DESCRIPTION OF THE TASK:
Write out the records below word for word, please.

Rows from a dataset:
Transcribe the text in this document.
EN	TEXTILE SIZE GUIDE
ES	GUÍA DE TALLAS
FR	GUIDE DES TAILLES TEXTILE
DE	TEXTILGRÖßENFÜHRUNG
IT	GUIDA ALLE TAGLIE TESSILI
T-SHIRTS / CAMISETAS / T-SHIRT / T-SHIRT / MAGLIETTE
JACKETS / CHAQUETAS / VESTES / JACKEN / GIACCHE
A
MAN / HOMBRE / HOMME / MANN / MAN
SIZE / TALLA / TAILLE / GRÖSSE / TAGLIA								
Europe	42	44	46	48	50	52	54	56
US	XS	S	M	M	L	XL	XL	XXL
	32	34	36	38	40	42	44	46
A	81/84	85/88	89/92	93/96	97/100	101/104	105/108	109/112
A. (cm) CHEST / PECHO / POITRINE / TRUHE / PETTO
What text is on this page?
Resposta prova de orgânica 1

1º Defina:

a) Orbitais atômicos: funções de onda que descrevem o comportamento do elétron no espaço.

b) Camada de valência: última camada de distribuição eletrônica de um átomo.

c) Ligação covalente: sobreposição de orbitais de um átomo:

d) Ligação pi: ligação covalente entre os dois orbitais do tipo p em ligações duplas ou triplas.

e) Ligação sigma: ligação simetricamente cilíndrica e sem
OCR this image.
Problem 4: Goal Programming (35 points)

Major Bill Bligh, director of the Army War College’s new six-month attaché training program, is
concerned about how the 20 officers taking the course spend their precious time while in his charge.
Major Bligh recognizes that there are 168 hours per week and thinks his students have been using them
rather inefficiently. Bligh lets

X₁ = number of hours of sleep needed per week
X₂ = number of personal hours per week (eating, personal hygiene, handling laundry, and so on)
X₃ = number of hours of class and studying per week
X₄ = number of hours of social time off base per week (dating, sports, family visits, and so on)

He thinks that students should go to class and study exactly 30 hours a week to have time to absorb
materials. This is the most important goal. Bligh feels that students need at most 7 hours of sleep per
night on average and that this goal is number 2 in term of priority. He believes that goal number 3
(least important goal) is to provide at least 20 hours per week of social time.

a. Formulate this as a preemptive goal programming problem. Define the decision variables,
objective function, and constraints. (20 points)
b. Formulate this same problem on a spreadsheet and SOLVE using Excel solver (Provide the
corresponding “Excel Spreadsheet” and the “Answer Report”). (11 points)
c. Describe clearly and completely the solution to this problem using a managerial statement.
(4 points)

FINAL RESULT:
Transcribe the text in this document.
EN	TEXTILE SIZE GUIDE
ES	GUÍA DE TALLAS
FR	GUIDE DES TAILLES TEXTILE
DE	TEXTILGRÖßENFÜHRUNG
IT	GUIDA ALLE TAGLIE TESSILI
T-SHIRTS / CAMISETAS / T-SHIRT / T-SHIRT / MAGLIETTE
JACKETS / CHAQUETAS / VESTES / JACKEN / GIACCHE
A
MAN / HOMBRE / HOMME / MANN / MAN
SIZE / TALLA / TAILLE / GRÖSSE / TAGLIA								
Europe	42	44	46	48	50	52	54	56
US	XS	S	M	M	L	XL	XL	XXL
	32	34	36	38	40	42	44	46
A	81/84	85/88	89/92	93/96	97/100	101/104	105/108	109/112
A. (cm) CHEST / PECHO / POITRINE / TRUHE / PETTO
What text is on this page?
Resposta prova de orgânica 1

1º Defina:

a) Orbitais atômicos: funções de onda que descrevem o comportamento do elétron no espaço.

b) Camada de valência: última camada de distribuição eletrônica de um átomo.

c) Ligação covalente: sobreposição de orbitais de um átomo:

d) Ligação pi: ligação covalente entre os dois orbitais do tipo p em ligações duplas ou triplas.

e) Ligação sigma: ligação simetricamente cilíndrica e sem
OCR this image.
Problem 4: Goal Programming (35 points)

Major Bill Bligh, director of the Army War College’s new six-month attaché training program, is
concerned about how the 20 officers taking the course spend their precious time while in his charge.
Major Bligh recognizes that there are 168 hours per week and thinks his students have been using them
rather inefficiently. Bligh lets

X₁ = number of hours of sleep needed per week
X₂ = number of personal hours per week (eating, personal hygiene, handling laundry, and so on)
X₃ = number of hours of class and studying per week
X₄ = number of hours of social time off base per week (dating, sports, family visits, and so on)

He thinks that students should go to class and study exactly 30 hours a week to have time to absorb
materials. This is the most important goal. Bligh feels that students need at most 7 hours of sleep per
night on average and that this goal is number 2 in term of priority. He believes that goal number 3
(least important goal) is to provide at least 20 hours per week of social time.

a. Formulate this as a preemptive goal programming problem. Define the decision variables,
objective function, and constraints. (20 points)
b. Formulate this same problem on a spreadsheet and SOLVE using Excel solver (Provide the
corresponding “Excel Spreadsheet” and the “Answer Report”). (11 points)
c. Describe clearly and completely the solution to this problem using a managerial statement.
(4 points)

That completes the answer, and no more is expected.